**YANG HARUS DIKERJAKAN:** Salin kata demi kata baris-baris dalam data di bawah, mulai dari baris yang memuat "series-line — [620, 113, 1001, 198]" dan berakhir pada baris yang memuat "legend-label: 电机II(右轴) — [870, 457, 929, 471]", termasuk kedua baris tersebut. Jangan sertakan baris lain.

..........

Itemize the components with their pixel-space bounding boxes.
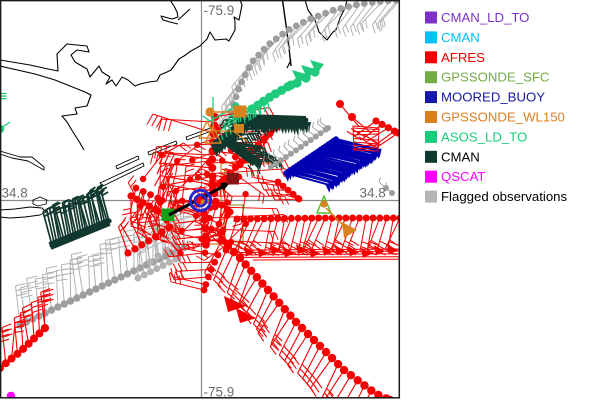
- svg-text:34.8: 34.8: [2, 186, 28, 201]
- svg-text:MOORED_BUOY: MOORED_BUOY: [441, 90, 545, 105]
- svg-text:CMAN: CMAN: [441, 30, 480, 45]
- svg-text:CMAN_LD_TO: CMAN_LD_TO: [441, 10, 529, 25]
- svg-text:GPSSONDE_SFC: GPSSONDE_SFC: [441, 70, 550, 85]
- svg-text:ASOS_LD_TO: ASOS_LD_TO: [441, 129, 527, 144]
- svg-text:GPSSONDE_WL150: GPSSONDE_WL150: [441, 110, 565, 125]
- svg-text:-75.9: -75.9: [204, 3, 235, 18]
- svg-text:CMAN: CMAN: [441, 149, 480, 164]
- svg-text:AFRES: AFRES: [441, 50, 485, 65]
- svg-text:34.8: 34.8: [360, 186, 386, 201]
- svg-text:QSCAT: QSCAT: [441, 169, 485, 184]
- svg-text:-75.9: -75.9: [204, 385, 235, 400]
- svg-text:Flagged observations: Flagged observations: [441, 189, 567, 204]
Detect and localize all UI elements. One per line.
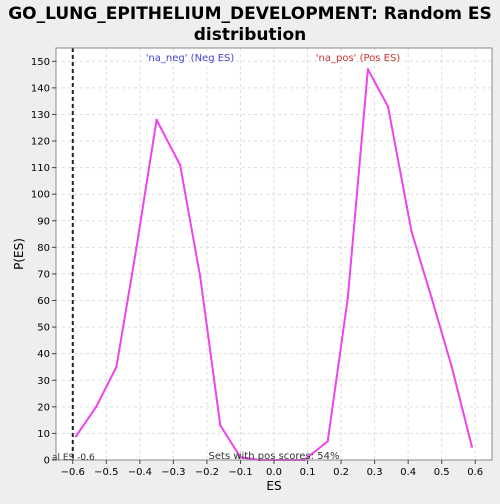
sets-pos-scores-label: Sets with pos scores: 54%: [209, 451, 340, 462]
data-point: [346, 296, 349, 300]
y-tick-label: 70: [37, 269, 50, 280]
y-tick-label: 110: [31, 163, 50, 174]
data-point: [74, 434, 78, 438]
y-tick-label: 100: [31, 190, 50, 201]
data-point: [430, 296, 433, 300]
x-axis: −0.6 −0.5 −0.4 −0.3 −0.2 −0.1 0.0 0.1 0.2 0.3 0.4 0…: [61, 460, 483, 478]
x-tick-label: 0.4: [400, 467, 416, 478]
data-point: [410, 230, 413, 233]
x-tick-label: −0.6: [61, 467, 85, 478]
x-tick-label: 0.5: [434, 467, 450, 478]
y-axis-label: P(ES): [12, 238, 26, 270]
data-point: [366, 68, 370, 71]
data-point: [219, 424, 222, 427]
x-tick-label: −0.5: [94, 467, 118, 478]
y-tick-label: 20: [37, 402, 50, 413]
y-tick-label: 30: [37, 376, 50, 387]
y-tick-label: 130: [31, 110, 50, 121]
y-axis: 0 10 20 30 40 50 60 70 80 90 100 110 120 130 140 150: [31, 57, 56, 467]
y-tick-label: 40: [37, 349, 50, 360]
x-tick-label: −0.2: [195, 467, 219, 478]
data-point: [326, 440, 329, 443]
x-tick-label: 0.3: [367, 467, 383, 478]
y-tick-label: 60: [37, 296, 50, 307]
data-point: [386, 105, 390, 108]
data-point: [155, 118, 158, 121]
x-tick-label: 0.0: [266, 467, 282, 478]
data-point: [239, 456, 242, 459]
y-tick-label: 50: [37, 323, 50, 334]
x-tick-label: 0.2: [333, 467, 349, 478]
x-tick-label: 0.1: [300, 467, 316, 478]
x-tick-label: −0.1: [228, 467, 252, 478]
y-tick-label: 120: [31, 137, 50, 148]
x-axis-label: ES: [266, 479, 281, 493]
x-tick-label: 0.6: [467, 467, 483, 478]
pos-es-label: 'na_pos' (Pos ES): [316, 53, 401, 64]
neg-es-label: 'na_neg' (Neg ES): [146, 53, 235, 64]
grid: [56, 48, 492, 460]
actual-es-label: al ES -0.6: [52, 453, 95, 463]
data-point: [450, 365, 453, 369]
data-point: [95, 405, 98, 409]
y-tick-label: 0: [44, 456, 50, 467]
chart-title-line-2: distribution: [194, 25, 306, 45]
y-tick-label: 80: [37, 243, 50, 254]
y-tick-label: 90: [37, 216, 50, 227]
data-point: [135, 246, 138, 249]
y-tick-label: 140: [31, 83, 50, 94]
y-tick-label: 150: [31, 57, 50, 68]
data-point: [199, 275, 202, 278]
x-tick-label: −0.4: [128, 467, 152, 478]
data-point: [470, 445, 474, 448]
y-tick-label: 10: [37, 429, 50, 440]
chart-title-line-1: GO_LUNG_EPITHELIUM_DEVELOPMENT: Random E…: [8, 4, 492, 24]
data-point: [178, 163, 182, 167]
data-point: [115, 365, 118, 369]
x-tick-label: −0.3: [161, 467, 185, 478]
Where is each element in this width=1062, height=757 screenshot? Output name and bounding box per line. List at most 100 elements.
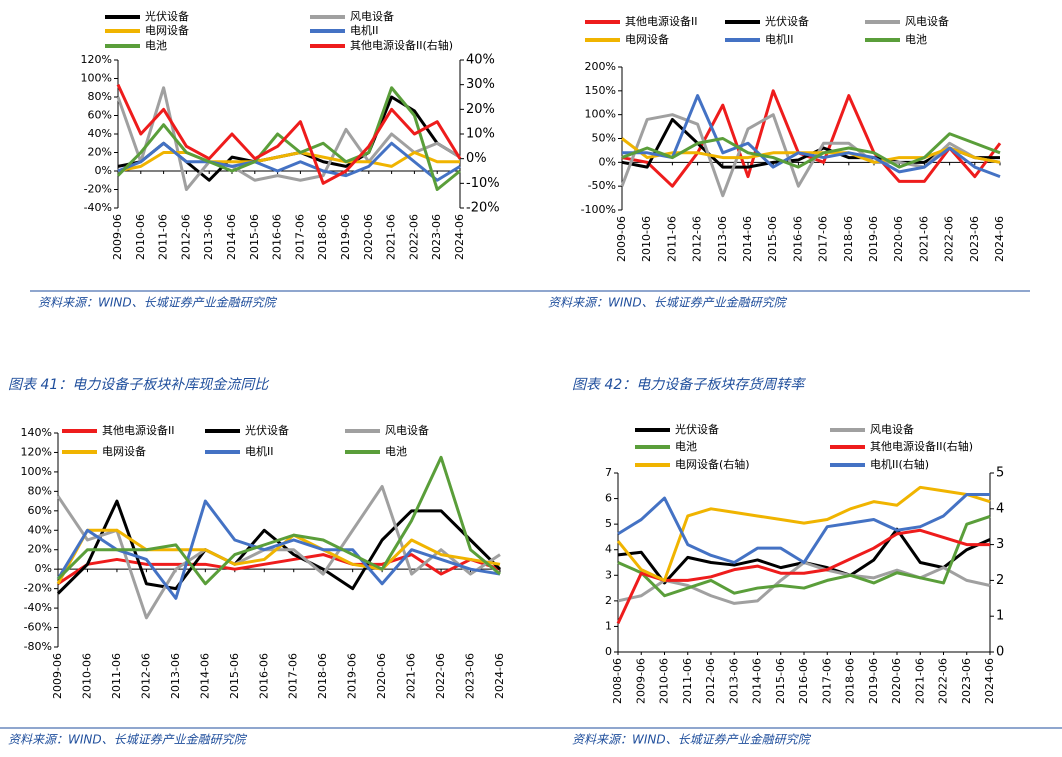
series-line — [620, 113, 1001, 198]
x-tick-label: 2017-06 — [287, 653, 300, 699]
y-tick-label: 50% — [592, 132, 616, 145]
y-tick-label: 0% — [95, 164, 112, 177]
source: 资料来源：WIND、长城证券产业金融研究院 — [548, 296, 788, 310]
legend-label: 光伏设备 — [765, 14, 809, 28]
series-line — [116, 86, 461, 191]
y-tick-label: 0 — [605, 645, 612, 658]
legend-label: 风电设备 — [905, 14, 949, 28]
legend-label: 电机II(右轴) — [870, 457, 929, 471]
y2-tick-label: 1 — [996, 609, 1004, 624]
y-tick-label: 40% — [88, 127, 112, 140]
y-tick-label: -60% — [24, 621, 52, 634]
x-tick-label: 2008-06 — [611, 658, 624, 704]
legend-label: 其他电源设备II — [625, 14, 698, 28]
y-tick-label: -20% — [24, 582, 52, 595]
y2-tick-label: 30% — [466, 77, 495, 92]
x-tick-label: 2011-06 — [665, 216, 678, 262]
x-tick-label: 2021-06 — [917, 216, 930, 262]
x-tick-label: 2021-06 — [913, 658, 926, 704]
series-line — [621, 137, 1001, 164]
x-tick-label: 2022-06 — [434, 653, 447, 699]
x-tick-label: 2013-06 — [202, 214, 215, 260]
x-tick-label: 2021-06 — [385, 214, 398, 260]
y-tick-label: -20% — [84, 183, 112, 196]
y-tick-label: 80% — [88, 90, 112, 103]
series-line — [116, 86, 461, 191]
x-tick-label: 2012-06 — [704, 658, 717, 704]
legend-label: 电机II — [765, 32, 794, 46]
x-tick-label: 2022-06 — [407, 214, 420, 260]
x-tick-label: 2022-06 — [937, 658, 950, 704]
x-tick-label: 2022-06 — [943, 216, 956, 262]
y-tick-label: 60% — [28, 504, 52, 517]
x-tick-label: 2018-06 — [316, 653, 329, 699]
legend-label: 电机II — [350, 23, 379, 37]
source: 资料来源：WIND、长城证券产业金融研究院 — [8, 733, 248, 747]
y-tick-label: 1 — [605, 619, 612, 632]
source: 资料来源：WIND、长城证券产业金融研究院 — [572, 733, 812, 747]
y-tick-label: 140% — [21, 426, 52, 439]
series-line — [117, 141, 461, 182]
y-tick-label: 2 — [605, 594, 612, 607]
x-tick-label: 2016-06 — [791, 216, 804, 262]
x-tick-label: 2014-06 — [225, 214, 238, 260]
x-tick-label: 2019-06 — [867, 658, 880, 704]
y-tick-label: 5 — [605, 517, 612, 530]
y2-tick-label: 2 — [996, 573, 1004, 588]
y-tick-label: -50% — [588, 179, 616, 192]
x-tick-label: 2010-06 — [640, 216, 653, 262]
y-tick-label: 0% — [35, 562, 52, 575]
series-line — [57, 553, 501, 586]
x-tick-label: 2011-06 — [681, 658, 694, 704]
y-tick-label: 20% — [28, 543, 52, 556]
y-tick-label: -40% — [24, 601, 52, 614]
y2-tick-label: 0 — [996, 645, 1004, 660]
y-tick-label: 60% — [88, 109, 112, 122]
x-tick-label: 2015-06 — [774, 658, 787, 704]
series-line — [616, 485, 991, 582]
y-tick-label: 20% — [88, 146, 112, 159]
x-tick-label: 2014-06 — [198, 653, 211, 699]
x-tick-label: 2015-06 — [248, 214, 261, 260]
legend-label: 风电设备 — [870, 422, 914, 436]
y2-tick-label: 5 — [996, 466, 1004, 481]
x-tick-label: 2020-06 — [362, 214, 375, 260]
x-tick-label: 2015-06 — [766, 216, 779, 262]
x-tick-label: 2024-06 — [453, 214, 466, 260]
legend-label: 其他电源设备II — [102, 423, 175, 437]
x-tick-label: 2012-06 — [179, 214, 192, 260]
x-tick-label: 2014-06 — [751, 658, 764, 704]
x-tick-label: 2024-06 — [993, 216, 1006, 262]
y-tick-label: 200% — [585, 60, 616, 73]
x-tick-label: 2016-06 — [257, 653, 270, 699]
x-tick-label: 2019-06 — [339, 214, 352, 260]
y2-tick-label: 10% — [466, 127, 495, 142]
y2-tick-label: 3 — [996, 537, 1004, 552]
y-tick-label: 100% — [81, 72, 112, 85]
legend-label: 电网设备(右轴) — [675, 457, 750, 471]
legend-label: 其他电源设备II(右轴) — [870, 439, 973, 453]
y-tick-label: 150% — [585, 84, 616, 97]
x-tick-label: 2024-06 — [983, 658, 996, 704]
source: 资料来源：WIND、长城证券产业金融研究院 — [38, 296, 278, 310]
x-tick-label: 2019-06 — [346, 653, 359, 699]
x-tick-label: 2017-06 — [293, 214, 306, 260]
x-tick-label: 2013-06 — [169, 653, 182, 699]
x-tick-label: 2013-06 — [716, 216, 729, 262]
legend-label: 电网设备 — [625, 32, 669, 46]
series-line — [56, 499, 502, 595]
y-tick-label: 3 — [605, 568, 612, 581]
series-line — [56, 499, 501, 600]
x-tick-label: 2023-06 — [968, 216, 981, 262]
legend-label: 光伏设备 — [245, 423, 289, 437]
series-line — [116, 84, 462, 185]
series-line — [56, 485, 501, 620]
y-tick-label: 40% — [28, 523, 52, 536]
series-line — [617, 561, 991, 605]
legend-label: 电池 — [675, 440, 697, 453]
legend-label: 电机II — [245, 444, 274, 458]
series-line — [616, 528, 990, 624]
x-tick-label: 2016-06 — [797, 658, 810, 704]
x-tick-label: 2009-06 — [615, 216, 628, 262]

..........

**JAWABAN LATIHAN:**
series-line — [620, 113, 1001, 198]
x-tick-label: 2017-06 — [287, 653, 300, 699]
y-tick-label: 50% — [592, 132, 616, 145]
y-tick-label: 0% — [95, 164, 112, 177]
source: 资料来源：WIND、长城证券产业金融研究院 — [548, 296, 788, 310]
legend-label: 光伏设备 — [765, 14, 809, 28]
series-line — [116, 86, 461, 191]
y-tick-label: 0 — [605, 645, 612, 658]
legend-label: 风电设备 — [905, 14, 949, 28]
legend-label: 电机II(右轴) — [870, 457, 929, 471]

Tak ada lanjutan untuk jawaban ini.